▶ [PROMPT]
Identify every line in the records below that contains the word "bold", and copy each of those lines.

▶ [Figure content listings]
○ ○ ○ ○ ○
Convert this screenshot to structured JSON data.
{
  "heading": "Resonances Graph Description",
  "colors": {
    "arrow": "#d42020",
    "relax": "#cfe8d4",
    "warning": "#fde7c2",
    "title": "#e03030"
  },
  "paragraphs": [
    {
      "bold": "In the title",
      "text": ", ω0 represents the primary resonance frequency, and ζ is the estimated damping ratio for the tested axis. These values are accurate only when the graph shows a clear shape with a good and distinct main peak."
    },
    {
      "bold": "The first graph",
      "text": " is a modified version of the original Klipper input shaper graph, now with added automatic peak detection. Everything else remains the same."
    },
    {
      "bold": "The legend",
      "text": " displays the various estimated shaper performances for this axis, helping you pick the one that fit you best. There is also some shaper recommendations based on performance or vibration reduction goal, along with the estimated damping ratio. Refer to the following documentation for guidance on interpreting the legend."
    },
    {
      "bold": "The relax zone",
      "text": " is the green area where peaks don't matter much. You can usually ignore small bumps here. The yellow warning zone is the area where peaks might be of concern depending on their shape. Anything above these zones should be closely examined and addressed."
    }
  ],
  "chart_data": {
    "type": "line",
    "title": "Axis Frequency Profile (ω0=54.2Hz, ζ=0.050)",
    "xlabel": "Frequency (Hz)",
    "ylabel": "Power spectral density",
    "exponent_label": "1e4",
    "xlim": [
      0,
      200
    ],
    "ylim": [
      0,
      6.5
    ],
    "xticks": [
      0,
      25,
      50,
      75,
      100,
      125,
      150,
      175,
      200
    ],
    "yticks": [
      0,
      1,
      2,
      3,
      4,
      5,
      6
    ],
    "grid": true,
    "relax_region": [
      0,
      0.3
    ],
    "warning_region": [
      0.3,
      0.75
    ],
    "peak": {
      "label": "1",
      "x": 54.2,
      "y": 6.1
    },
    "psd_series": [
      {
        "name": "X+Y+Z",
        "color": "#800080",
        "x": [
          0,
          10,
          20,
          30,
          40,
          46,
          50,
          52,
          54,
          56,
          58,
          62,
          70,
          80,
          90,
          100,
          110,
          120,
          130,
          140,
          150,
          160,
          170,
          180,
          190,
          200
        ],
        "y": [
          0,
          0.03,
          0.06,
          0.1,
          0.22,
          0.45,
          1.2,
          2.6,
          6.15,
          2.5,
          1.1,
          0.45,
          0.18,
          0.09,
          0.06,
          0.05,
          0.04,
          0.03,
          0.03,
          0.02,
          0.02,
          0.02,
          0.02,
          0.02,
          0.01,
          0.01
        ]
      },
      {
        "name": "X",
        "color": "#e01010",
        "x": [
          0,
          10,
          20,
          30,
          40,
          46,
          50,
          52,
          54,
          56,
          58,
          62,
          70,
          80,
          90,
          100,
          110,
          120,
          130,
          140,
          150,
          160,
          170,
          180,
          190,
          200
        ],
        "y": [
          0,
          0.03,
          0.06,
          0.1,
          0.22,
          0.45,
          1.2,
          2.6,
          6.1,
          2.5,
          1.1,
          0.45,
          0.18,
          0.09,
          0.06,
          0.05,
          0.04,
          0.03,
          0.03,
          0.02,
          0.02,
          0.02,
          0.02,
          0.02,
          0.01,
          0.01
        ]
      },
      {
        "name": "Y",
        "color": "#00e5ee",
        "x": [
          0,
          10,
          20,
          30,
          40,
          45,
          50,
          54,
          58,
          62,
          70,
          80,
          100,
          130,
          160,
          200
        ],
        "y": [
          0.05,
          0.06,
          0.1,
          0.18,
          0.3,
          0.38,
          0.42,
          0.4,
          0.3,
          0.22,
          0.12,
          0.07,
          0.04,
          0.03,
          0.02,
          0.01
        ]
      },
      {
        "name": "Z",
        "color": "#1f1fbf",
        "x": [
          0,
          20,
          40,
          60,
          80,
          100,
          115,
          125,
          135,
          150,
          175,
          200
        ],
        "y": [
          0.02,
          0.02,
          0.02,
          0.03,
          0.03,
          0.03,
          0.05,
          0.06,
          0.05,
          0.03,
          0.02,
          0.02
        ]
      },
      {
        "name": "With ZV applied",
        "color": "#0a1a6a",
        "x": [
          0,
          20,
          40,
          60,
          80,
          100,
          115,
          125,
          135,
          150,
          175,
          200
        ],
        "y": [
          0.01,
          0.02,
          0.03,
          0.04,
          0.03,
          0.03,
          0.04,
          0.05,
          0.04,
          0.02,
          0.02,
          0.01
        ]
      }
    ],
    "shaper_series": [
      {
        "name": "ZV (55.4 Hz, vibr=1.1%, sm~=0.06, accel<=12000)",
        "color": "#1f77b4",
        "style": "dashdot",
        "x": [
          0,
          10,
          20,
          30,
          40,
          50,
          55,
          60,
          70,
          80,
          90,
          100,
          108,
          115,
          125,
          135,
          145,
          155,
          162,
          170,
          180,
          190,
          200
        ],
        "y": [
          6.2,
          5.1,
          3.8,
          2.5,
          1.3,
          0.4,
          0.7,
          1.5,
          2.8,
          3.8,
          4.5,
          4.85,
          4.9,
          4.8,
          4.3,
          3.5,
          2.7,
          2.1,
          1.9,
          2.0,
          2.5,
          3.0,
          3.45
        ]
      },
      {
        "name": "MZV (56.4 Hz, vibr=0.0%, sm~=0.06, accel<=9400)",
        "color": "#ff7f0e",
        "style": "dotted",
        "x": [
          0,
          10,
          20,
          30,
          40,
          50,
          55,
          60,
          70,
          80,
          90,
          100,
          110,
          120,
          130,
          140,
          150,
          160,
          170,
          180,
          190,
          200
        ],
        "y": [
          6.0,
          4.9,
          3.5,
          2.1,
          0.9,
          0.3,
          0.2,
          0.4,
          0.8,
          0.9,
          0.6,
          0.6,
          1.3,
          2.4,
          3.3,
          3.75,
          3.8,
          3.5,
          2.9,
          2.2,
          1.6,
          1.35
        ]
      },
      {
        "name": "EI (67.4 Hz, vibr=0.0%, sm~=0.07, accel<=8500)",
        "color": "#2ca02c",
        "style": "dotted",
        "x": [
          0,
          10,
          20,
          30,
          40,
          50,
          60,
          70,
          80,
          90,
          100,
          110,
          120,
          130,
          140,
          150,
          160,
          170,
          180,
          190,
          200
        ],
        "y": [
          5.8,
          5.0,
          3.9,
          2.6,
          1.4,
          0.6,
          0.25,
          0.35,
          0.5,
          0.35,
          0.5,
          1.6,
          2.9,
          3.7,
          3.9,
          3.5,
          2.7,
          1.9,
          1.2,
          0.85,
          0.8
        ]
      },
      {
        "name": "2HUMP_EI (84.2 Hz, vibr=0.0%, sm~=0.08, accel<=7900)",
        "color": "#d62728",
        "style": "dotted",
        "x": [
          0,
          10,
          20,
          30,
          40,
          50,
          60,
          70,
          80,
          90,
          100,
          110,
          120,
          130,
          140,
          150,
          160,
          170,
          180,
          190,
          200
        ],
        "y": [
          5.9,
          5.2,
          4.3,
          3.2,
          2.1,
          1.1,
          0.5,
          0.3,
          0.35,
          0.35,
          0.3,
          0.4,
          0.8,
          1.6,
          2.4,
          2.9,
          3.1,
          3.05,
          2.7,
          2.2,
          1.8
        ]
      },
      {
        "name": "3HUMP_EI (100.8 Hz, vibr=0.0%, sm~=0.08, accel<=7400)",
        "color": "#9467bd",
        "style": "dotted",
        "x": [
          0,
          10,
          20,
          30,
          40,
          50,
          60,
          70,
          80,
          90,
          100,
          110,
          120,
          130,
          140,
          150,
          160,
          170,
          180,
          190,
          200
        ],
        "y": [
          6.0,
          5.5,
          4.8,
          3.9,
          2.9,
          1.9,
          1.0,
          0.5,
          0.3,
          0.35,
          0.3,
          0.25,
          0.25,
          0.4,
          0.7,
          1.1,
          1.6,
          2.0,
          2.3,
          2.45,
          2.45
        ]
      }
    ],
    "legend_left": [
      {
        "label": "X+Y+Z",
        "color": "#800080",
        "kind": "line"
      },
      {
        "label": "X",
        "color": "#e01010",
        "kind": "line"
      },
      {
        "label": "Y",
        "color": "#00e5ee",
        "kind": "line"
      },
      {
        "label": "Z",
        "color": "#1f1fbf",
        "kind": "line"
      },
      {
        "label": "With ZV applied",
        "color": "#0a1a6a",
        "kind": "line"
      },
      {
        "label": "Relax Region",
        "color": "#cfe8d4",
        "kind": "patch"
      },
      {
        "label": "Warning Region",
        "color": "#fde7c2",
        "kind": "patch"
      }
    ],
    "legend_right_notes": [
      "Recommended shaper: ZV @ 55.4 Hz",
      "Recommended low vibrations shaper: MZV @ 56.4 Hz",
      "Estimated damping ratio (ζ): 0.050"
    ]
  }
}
○ ○ ○ ○ ○
▶ [REPLY]
      "bold": "In the title",
      "bold": "The first graph",
      "bold": "The legend",
      "bold": "The relax zone",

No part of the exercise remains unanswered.